___ Extracted data ___

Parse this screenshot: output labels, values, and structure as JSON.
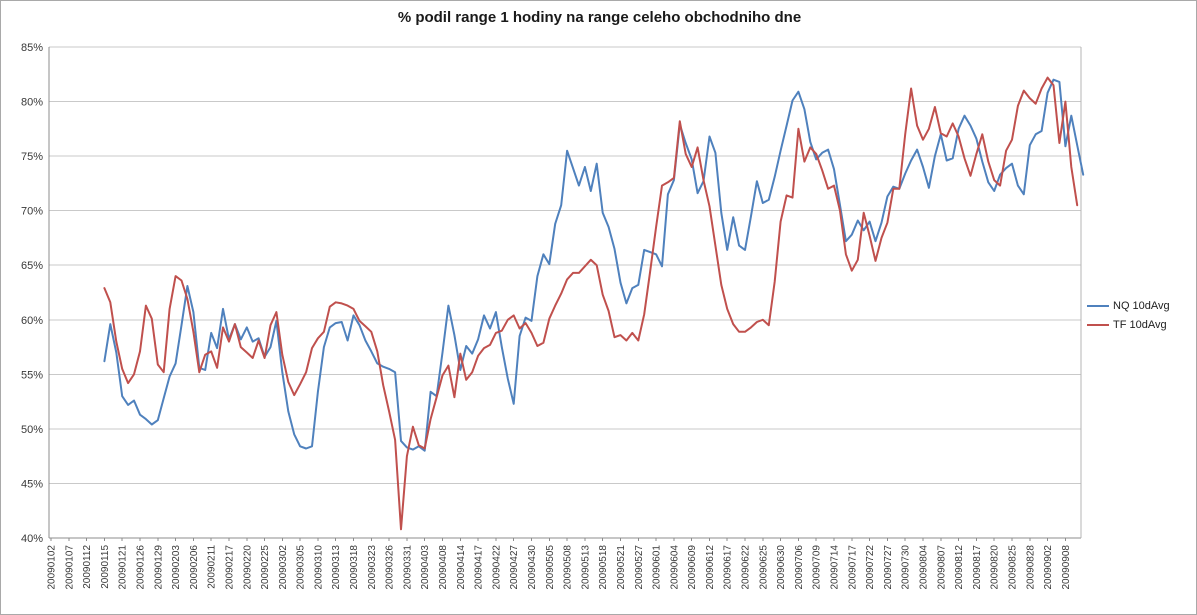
{
  "window": {
    "background": "#FFFFFF",
    "border_color": "#A9A9A9"
  },
  "chart_data": {
    "type": "line",
    "title": "% podil range 1 hodiny na range celeho obchodniho dne",
    "xlabel": "",
    "ylabel": "",
    "ylim": [
      40,
      85
    ],
    "y_tick_step": 5,
    "y_tick_labels": [
      "40%",
      "45%",
      "50%",
      "55%",
      "60%",
      "65%",
      "70%",
      "75%",
      "80%",
      "85%"
    ],
    "grid": "horizontal",
    "legend_position": "right",
    "x_note": "category axis = consecutive trading days starting 20090102 (index 0); labels shown every 3rd trading day",
    "x_ticks_every_n_points": 3,
    "x_tick_labels": [
      "20090102",
      "20090107",
      "20090112",
      "20090115",
      "20090121",
      "20090126",
      "20090129",
      "20090203",
      "20090206",
      "20090211",
      "20090217",
      "20090220",
      "20090225",
      "20090302",
      "20090305",
      "20090310",
      "20090313",
      "20090318",
      "20090323",
      "20090326",
      "20090331",
      "20090403",
      "20090408",
      "20090414",
      "20090417",
      "20090422",
      "20090427",
      "20090430",
      "20090505",
      "20090508",
      "20090513",
      "20090518",
      "20090521",
      "20090527",
      "20090601",
      "20090604",
      "20090609",
      "20090612",
      "20090617",
      "20090622",
      "20090625",
      "20090630",
      "20090706",
      "20090709",
      "20090714",
      "20090717",
      "20090722",
      "20090727",
      "20090730",
      "20090804",
      "20090807",
      "20090812",
      "20090817",
      "20090820",
      "20090825",
      "20090828",
      "20090902",
      "20090908"
    ],
    "series": [
      {
        "name": "NQ 10dAvg",
        "color": "#4F81BD",
        "start_index": 9,
        "values": [
          56.2,
          59.6,
          57.0,
          53.0,
          52.2,
          52.6,
          51.3,
          50.9,
          50.4,
          50.8,
          52.8,
          54.8,
          56.0,
          59.5,
          63.1,
          60.7,
          55.6,
          55.4,
          58.8,
          57.4,
          61.0,
          58.2,
          59.6,
          58.2,
          59.3,
          58.0,
          58.3,
          56.6,
          57.5,
          59.9,
          55.2,
          51.6,
          49.5,
          48.4,
          48.2,
          48.4,
          53.4,
          57.5,
          59.3,
          59.7,
          59.8,
          58.1,
          60.4,
          59.5,
          58.1,
          57.1,
          56.0,
          55.7,
          55.5,
          55.2,
          48.9,
          48.3,
          48.1,
          48.4,
          48.0,
          53.4,
          53.0,
          57.0,
          61.3,
          58.6,
          55.4,
          57.6,
          56.9,
          58.2,
          60.4,
          59.2,
          60.7,
          57.5,
          54.6,
          52.3,
          58.5,
          60.2,
          59.9,
          64.0,
          66.0,
          65.1,
          68.8,
          70.5,
          75.5,
          73.9,
          72.3,
          74.0,
          71.8,
          74.3,
          69.8,
          68.5,
          66.5,
          63.4,
          61.5,
          62.9,
          63.2,
          66.4,
          66.2,
          66.0,
          64.9,
          71.5,
          72.8,
          77.9,
          76.2,
          74.7,
          71.6,
          72.7,
          76.8,
          75.3,
          69.8,
          66.4,
          69.4,
          66.8,
          66.4,
          69.5,
          72.7,
          70.7,
          71.0,
          73.1,
          75.5,
          77.8,
          80.1,
          80.9,
          79.3,
          76.3,
          74.7,
          75.3,
          75.6,
          73.8,
          70.5,
          67.2,
          67.8,
          69.1,
          68.2,
          69.0,
          67.2,
          68.9,
          71.3,
          72.2,
          72.0,
          73.4,
          74.6,
          75.6,
          74.0,
          72.1,
          75.0,
          77.0,
          74.6,
          74.8,
          77.5,
          78.7,
          77.8,
          76.6,
          74.5,
          72.6,
          71.8,
          73.3,
          73.9,
          74.3,
          72.3,
          71.5,
          76.0,
          77.0,
          77.3,
          80.8,
          82.0,
          81.8,
          75.9,
          78.7,
          76.0,
          73.3
        ]
      },
      {
        "name": "TF 10dAvg",
        "color": "#C0504D",
        "start_index": 9,
        "values": [
          62.9,
          61.6,
          58.0,
          55.5,
          54.2,
          55.0,
          57.1,
          61.3,
          60.1,
          55.9,
          55.2,
          61.0,
          64.0,
          63.6,
          61.9,
          58.9,
          55.2,
          56.8,
          57.1,
          55.6,
          59.3,
          58.0,
          59.6,
          57.5,
          57.0,
          56.5,
          58.1,
          56.5,
          59.5,
          60.7,
          56.8,
          54.3,
          53.1,
          54.1,
          55.2,
          57.4,
          58.3,
          58.9,
          61.2,
          61.6,
          61.5,
          61.3,
          61.0,
          59.9,
          59.4,
          58.9,
          57.1,
          54.0,
          51.6,
          49.0,
          40.8,
          47.5,
          50.2,
          48.5,
          48.2,
          50.9,
          52.9,
          54.9,
          55.8,
          52.9,
          56.9,
          54.5,
          55.2,
          56.7,
          57.4,
          57.7,
          58.8,
          59.0,
          60.0,
          60.4,
          59.2,
          59.7,
          58.8,
          57.6,
          57.9,
          60.1,
          61.3,
          62.4,
          63.7,
          64.3,
          64.3,
          64.9,
          65.5,
          65.0,
          62.3,
          60.8,
          58.4,
          58.6,
          58.1,
          58.8,
          58.1,
          60.5,
          64.4,
          68.5,
          72.3,
          72.6,
          73.0,
          78.2,
          75.2,
          74.0,
          75.8,
          72.8,
          70.4,
          66.8,
          63.2,
          61.0,
          59.6,
          58.9,
          58.9,
          59.3,
          59.8,
          60.0,
          59.5,
          63.5,
          69.0,
          71.4,
          71.2,
          77.5,
          74.5,
          75.8,
          75.2,
          73.7,
          72.0,
          72.3,
          70.0,
          66.0,
          64.5,
          65.5,
          69.8,
          67.7,
          65.4,
          67.5,
          68.9,
          72.0,
          72.0,
          77.0,
          81.2,
          77.8,
          76.5,
          77.5,
          79.5,
          77.1,
          76.8,
          78.0,
          76.8,
          74.8,
          73.2,
          75.2,
          77.0,
          74.5,
          72.8,
          72.3,
          75.5,
          76.5,
          79.6,
          81.0,
          80.3,
          79.8,
          81.2,
          82.2,
          81.5,
          76.2,
          80.0,
          74.0,
          70.5
        ]
      }
    ]
  }
}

___

Your goal
Return the listing above unchanged, apart from dropping its pictures.

Response to this exercise
Parse this screenshot: output labels, values, and structure as JSON.
{
  "window": {
    "background": "#FFFFFF",
    "border_color": "#A9A9A9"
  },
  "chart_data": {
    "type": "line",
    "title": "% podil range 1 hodiny na range celeho obchodniho dne",
    "xlabel": "",
    "ylabel": "",
    "ylim": [
      40,
      85
    ],
    "y_tick_step": 5,
    "y_tick_labels": [
      "40%",
      "45%",
      "50%",
      "55%",
      "60%",
      "65%",
      "70%",
      "75%",
      "80%",
      "85%"
    ],
    "grid": "horizontal",
    "legend_position": "right",
    "x_note": "category axis = consecutive trading days starting 20090102 (index 0); labels shown every 3rd trading day",
    "x_ticks_every_n_points": 3,
    "x_tick_labels": [
      "20090102",
      "20090107",
      "20090112",
      "20090115",
      "20090121",
      "20090126",
      "20090129",
      "20090203",
      "20090206",
      "20090211",
      "20090217",
      "20090220",
      "20090225",
      "20090302",
      "20090305",
      "20090310",
      "20090313",
      "20090318",
      "20090323",
      "20090326",
      "20090331",
      "20090403",
      "20090408",
      "20090414",
      "20090417",
      "20090422",
      "20090427",
      "20090430",
      "20090505",
      "20090508",
      "20090513",
      "20090518",
      "20090521",
      "20090527",
      "20090601",
      "20090604",
      "20090609",
      "20090612",
      "20090617",
      "20090622",
      "20090625",
      "20090630",
      "20090706",
      "20090709",
      "20090714",
      "20090717",
      "20090722",
      "20090727",
      "20090730",
      "20090804",
      "20090807",
      "20090812",
      "20090817",
      "20090820",
      "20090825",
      "20090828",
      "20090902",
      "20090908"
    ],
    "series": [
      {
        "name": "NQ 10dAvg",
        "color": "#4F81BD",
        "start_index": 9,
        "values": [
          56.2,
          59.6,
          57.0,
          53.0,
          52.2,
          52.6,
          51.3,
          50.9,
          50.4,
          50.8,
          52.8,
          54.8,
          56.0,
          59.5,
          63.1,
          60.7,
          55.6,
          55.4,
          58.8,
          57.4,
          61.0,
          58.2,
          59.6,
          58.2,
          59.3,
          58.0,
          58.3,
          56.6,
          57.5,
          59.9,
          55.2,
          51.6,
          49.5,
          48.4,
          48.2,
          48.4,
          53.4,
          57.5,
          59.3,
          59.7,
          59.8,
          58.1,
          60.4,
          59.5,
          58.1,
          57.1,
          56.0,
          55.7,
          55.5,
          55.2,
          48.9,
          48.3,
          48.1,
          48.4,
          48.0,
          53.4,
          53.0,
          57.0,
          61.3,
          58.6,
          55.4,
          57.6,
          56.9,
          58.2,
          60.4,
          59.2,
          60.7,
          57.5,
          54.6,
          52.3,
          58.5,
          60.2,
          59.9,
          64.0,
          66.0,
          65.1,
          68.8,
          70.5,
          75.5,
          73.9,
          72.3,
          74.0,
          71.8,
          74.3,
          69.8,
          68.5,
          66.5,
          63.4,
          61.5,
          62.9,
          63.2,
          66.4,
          66.2,
          66.0,
          64.9,
          71.5,
          72.8,
          77.9,
          76.2,
          74.7,
          71.6,
          72.7,
          76.8,
          75.3,
          69.8,
          66.4,
          69.4,
          66.8,
          66.4,
          69.5,
          72.7,
          70.7,
          71.0,
          73.1,
          75.5,
          77.8,
          80.1,
          80.9,
          79.3,
          76.3,
          74.7,
          75.3,
          75.6,
          73.8,
          70.5,
          67.2,
          67.8,
          69.1,
          68.2,
          69.0,
          67.2,
          68.9,
          71.3,
          72.2,
          72.0,
          73.4,
          74.6,
          75.6,
          74.0,
          72.1,
          75.0,
          77.0,
          74.6,
          74.8,
          77.5,
          78.7,
          77.8,
          76.6,
          74.5,
          72.6,
          71.8,
          73.3,
          73.9,
          74.3,
          72.3,
          71.5,
          76.0,
          77.0,
          77.3,
          80.8,
          82.0,
          81.8,
          75.9,
          78.7,
          76.0,
          73.3
        ]
      },
      {
        "name": "TF 10dAvg",
        "color": "#C0504D",
        "start_index": 9,
        "values": [
          62.9,
          61.6,
          58.0,
          55.5,
          54.2,
          55.0,
          57.1,
          61.3,
          60.1,
          55.9,
          55.2,
          61.0,
          64.0,
          63.6,
          61.9,
          58.9,
          55.2,
          56.8,
          57.1,
          55.6,
          59.3,
          58.0,
          59.6,
          57.5,
          57.0,
          56.5,
          58.1,
          56.5,
          59.5,
          60.7,
          56.8,
          54.3,
          53.1,
          54.1,
          55.2,
          57.4,
          58.3,
          58.9,
          61.2,
          61.6,
          61.5,
          61.3,
          61.0,
          59.9,
          59.4,
          58.9,
          57.1,
          54.0,
          51.6,
          49.0,
          40.8,
          47.5,
          50.2,
          48.5,
          48.2,
          50.9,
          52.9,
          54.9,
          55.8,
          52.9,
          56.9,
          54.5,
          55.2,
          56.7,
          57.4,
          57.7,
          58.8,
          59.0,
          60.0,
          60.4,
          59.2,
          59.7,
          58.8,
          57.6,
          57.9,
          60.1,
          61.3,
          62.4,
          63.7,
          64.3,
          64.3,
          64.9,
          65.5,
          65.0,
          62.3,
          60.8,
          58.4,
          58.6,
          58.1,
          58.8,
          58.1,
          60.5,
          64.4,
          68.5,
          72.3,
          72.6,
          73.0,
          78.2,
          75.2,
          74.0,
          75.8,
          72.8,
          70.4,
          66.8,
          63.2,
          61.0,
          59.6,
          58.9,
          58.9,
          59.3,
          59.8,
          60.0,
          59.5,
          63.5,
          69.0,
          71.4,
          71.2,
          77.5,
          74.5,
          75.8,
          75.2,
          73.7,
          72.0,
          72.3,
          70.0,
          66.0,
          64.5,
          65.5,
          69.8,
          67.7,
          65.4,
          67.5,
          68.9,
          72.0,
          72.0,
          77.0,
          81.2,
          77.8,
          76.5,
          77.5,
          79.5,
          77.1,
          76.8,
          78.0,
          76.8,
          74.8,
          73.2,
          75.2,
          77.0,
          74.5,
          72.8,
          72.3,
          75.5,
          76.5,
          79.6,
          81.0,
          80.3,
          79.8,
          81.2,
          82.2,
          81.5,
          76.2,
          80.0,
          74.0,
          70.5
        ]
      }
    ]
  }
}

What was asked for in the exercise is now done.